→ **Stated goal**: Retype each line exactly. Skip images.

# Start of Information supplied

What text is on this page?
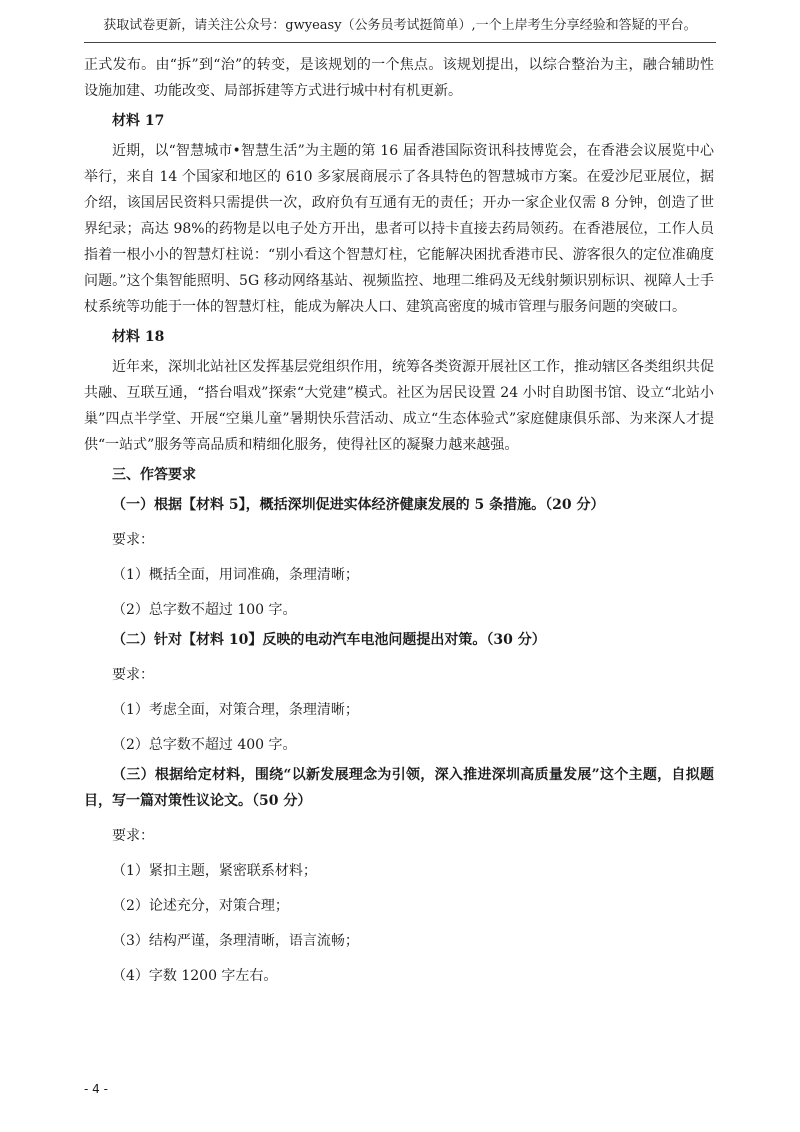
获取试卷更新，请关注公众号：gwyeasy（公务员考试挺简单）,一个上岸考生分享经验和答疑的平台。

正式发布。由“拆”到“治”的转变，是该规划的一个焦点。该规划提出，以综合整治为主，融合辅助性设施加建、功能改变、局部拆建等方式进行城中村有机更新。

材料 17

近期，以“智慧城市•智慧生活”为主题的第 16 届香港国际资讯科技博览会，在香港会议展览中心举行，来自 14 个国家和地区的 610 多家展商展示了各具特色的智慧城市方案。在爱沙尼亚展位，据介绍，该国居民资料只需提供一次，政府负有互通有无的责任；开办一家企业仅需 8 分钟，创造了世界纪录；高达 98%的药物是以电子处方开出，患者可以持卡直接去药局领药。在香港展位，工作人员指着一根小小的智慧灯柱说：“别小看这个智慧灯柱，它能解决困扰香港市民、游客很久的定位准确度问题。”这个集智能照明、5G 移动网络基站、视频监控、地理二维码及无线射频识别标识、视障人士手杖系统等功能于一体的智慧灯柱，能成为解决人口、建筑高密度的城市管理与服务问题的突破口。

材料 18

近年来，深圳北站社区发挥基层党组织作用，统筹各类资源开展社区工作，推动辖区各类组织共促共融、互联互通，“搭台唱戏”探索“大党建”模式。社区为居民设置 24 小时自助图书馆、设立“北站小巢”四点半学堂、开展“空巢儿童”暑期快乐营活动、成立“生态体验式”家庭健康俱乐部、为来深人才提供“一站式”服务等高品质和精细化服务，使得社区的凝聚力越来越强。

三、作答要求

（一）根据【材料 5】，概括深圳促进实体经济健康发展的 5 条措施。（20 分）

要求：

（1）概括全面，用词准确，条理清晰；

（2）总字数不超过 100 字。

（二）针对【材料 10】反映的电动汽车电池问题提出对策。（30 分）

要求：

（1）考虑全面，对策合理，条理清晰；

（2）总字数不超过 400 字。

（三）根据给定材料，围绕“以新发展理念为引领，深入推进深圳高质量发展”这个主题，自拟题目，写一篇对策性议论文。（50 分）

要求：

（1）紧扣主题，紧密联系材料；

（2）论述充分，对策合理；

（3）结构严谨，条理清晰，语言流畅；

（4）字数 1200 字左右。

- 4 -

# End of Information supplied

→ **The completed task**:
What text is on this page?
获取试卷更新，请关注公众号：gwyeasy（公务员考试挺简单）,一个上岸考生分享经验和答疑的平台。

正式发布。由“拆”到“治”的转变，是该规划的一个焦点。该规划提出，以综合整治为主，融合辅助性设施加建、功能改变、局部拆建等方式进行城中村有机更新。

材料 17

近期，以“智慧城市•智慧生活”为主题的第 16 届香港国际资讯科技博览会，在香港会议展览中心举行，来自 14 个国家和地区的 610 多家展商展示了各具特色的智慧城市方案。在爱沙尼亚展位，据介绍，该国居民资料只需提供一次，政府负有互通有无的责任；开办一家企业仅需 8 分钟，创造了世界纪录；高达 98%的药物是以电子处方开出，患者可以持卡直接去药局领药。在香港展位，工作人员指着一根小小的智慧灯柱说：“别小看这个智慧灯柱，它能解决困扰香港市民、游客很久的定位准确度问题。”这个集智能照明、5G 移动网络基站、视频监控、地理二维码及无线射频识别标识、视障人士手杖系统等功能于一体的智慧灯柱，能成为解决人口、建筑高密度的城市管理与服务问题的突破口。

材料 18

近年来，深圳北站社区发挥基层党组织作用，统筹各类资源开展社区工作，推动辖区各类组织共促共融、互联互通，“搭台唱戏”探索“大党建”模式。社区为居民设置 24 小时自助图书馆、设立“北站小巢”四点半学堂、开展“空巢儿童”暑期快乐营活动、成立“生态体验式”家庭健康俱乐部、为来深人才提供“一站式”服务等高品质和精细化服务，使得社区的凝聚力越来越强。

三、作答要求

（一）根据【材料 5】，概括深圳促进实体经济健康发展的 5 条措施。（20 分）

要求：

（1）概括全面，用词准确，条理清晰；

（2）总字数不超过 100 字。

（二）针对【材料 10】反映的电动汽车电池问题提出对策。（30 分）

要求：

（1）考虑全面，对策合理，条理清晰；

（2）总字数不超过 400 字。

（三）根据给定材料，围绕“以新发展理念为引领，深入推进深圳高质量发展”这个主题，自拟题目，写一篇对策性议论文。（50 分）

要求：

（1）紧扣主题，紧密联系材料；

（2）论述充分，对策合理；

（3）结构严谨，条理清晰，语言流畅；

（4）字数 1200 字左右。

- 4 -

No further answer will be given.